[Tâches proposées]
1. Relevez toutes les différences annoncées dans l'extrait source entre les deux approches.
2. Rédigez la suite de l'extrait source sur la démocratie délibérative, s'il vous plaît, à partir de sa dernière phrase.

[Extrait source]
----

2Il devrait savoir que nous partageons aussi la seconde prémisse (développée dans sa dernière thèse), selon laquelle la constitution démocratique reste une simple façade tant que les conditions matérielles et culturelles d’un usage inclusif, égalitaire et autonome des droits de participation politique ne sont pas remplies. Les coûts externes engendrés sur le plan systémique par les défail lances des marchés et les interventions bureaucratiques ne doivent pas être reportés sur les groupes sociaux qui sont déjà les plus désarmés. La participation de plein droit à la communauté politique n’est pas compatible avec l’aggravation des inégalités sociales, dont témoignent aussi les effets désagrégeants de la mondialisation économique sur notre propre société. Mais une véritable égalité politique dépend autant des conditions politico-culturelles que des mesures sociales prises par l’État. Je soupçonne ici une première divergence entre nos approches, qui pourrait expliquer cette attaque contre mes idées somme toute assez triviales sur le rôle public de la religion.

3Cette première différence concerne la conception délibérative de la politique ; la deuxième touche la monoculture confessionnelle de l’Italie, et la troisième la mentalité du sécularisme.

41. Certes, Paolo Flores d’Arcais professe du bout des lèvres la « démocratie délibérative », mais sa huitième et sa neuvième thèse trahissent une conception non cognitiviste des normes et des valeurs morales, une conception positiviste du droit et une conception volontariste de la démocratie. Ces présupposés philosophiques ne s’accordent pas avec le noyau délibératif de la procédure démocratique. Ils expliquent une certaine incompréhension de l’auteur pour les fonctions que la voix des citoyens – l’« usage public de la raison », comme Rawls le dit après Kant – doit remplir dans une sphère politique publique dominée par les médias de masse, si la politique veut garder un caractère démocratique dans nos sociétés colonisées par le marché. La procédure démocratique exige plus que la simple collecte d’opinions et de « valeurs » inaccessibles aux arguments. Il s’agit de résoudre des problèmes dans l’égal intérêt de tous les citoyens, c’est-à-dire de la manière la plus pertinente et la plus « juste ».

----

[Données]
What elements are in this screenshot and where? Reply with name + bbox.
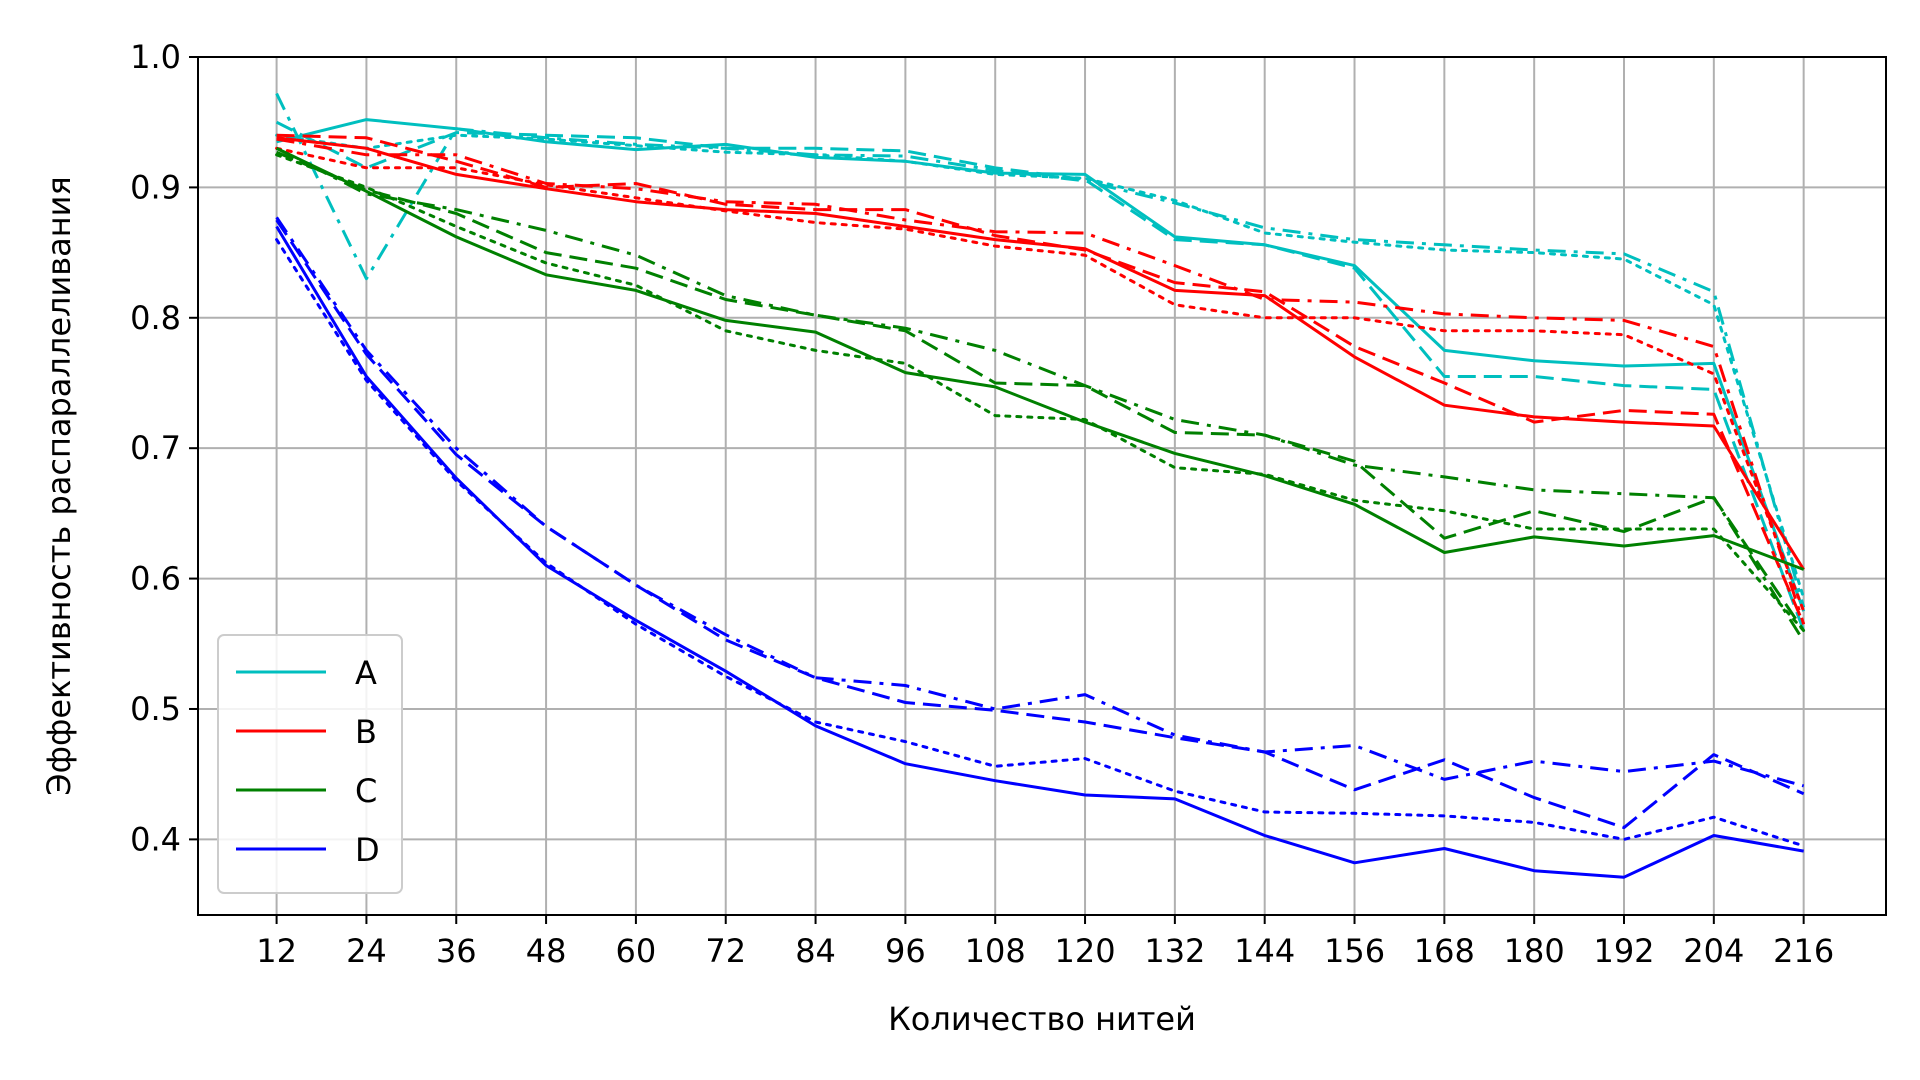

----

[Réponses par tâche]
1. La conception délibérative de la politique ; la monoculture confessionnelle de l'Italie ; la mentalité du sécularisme.

2.
5Si l’on comprend la politique de cette manière, comme un processus de résolution des problèmes, la formation de la volonté démocratique présente un contenu cognitif, tant au point de vue de la justice que sur un plan pragmatique et empirique. La procédure démocratique ne peut produire de la légitimité que pour autant qu’elle conjugue l’inclusion – la participation du plus grand nombre de citoyens possible –, une formation discursive de l’opinion et une perspective de résultats raisonnables. C’est pourquoi elle dépend essentiellement de l’existence d’une sphère publique non déformée et d’une tradition culturelle qui n’a pas été vidée de sa substance. Une telle tradition doit permettre l’assimilation critique de contenus vitaux.

6Une sphère publique libérale dessine autour du centre hautement densifié de l’État une périphérie plus lâchement structurée, qui s’enracine à son tour dans les réseaux de communication encore plus ténus de la société civile. Elle assure le cycle de la communication politique entre la société civile et les institutions étatiques qui prennent des décisions ayant force d’obligation. La société civile de son côté s’insère dans une culture politique qui détermine les paramètres des discours publics. Une culture politique libérale est comme un dépôt mouvant où s’accumulent les contenus empiriques, éthiques ou moraux qui ont fait leurs preuves. Ces éléments se déplacent sous les impulsions de la communication publique.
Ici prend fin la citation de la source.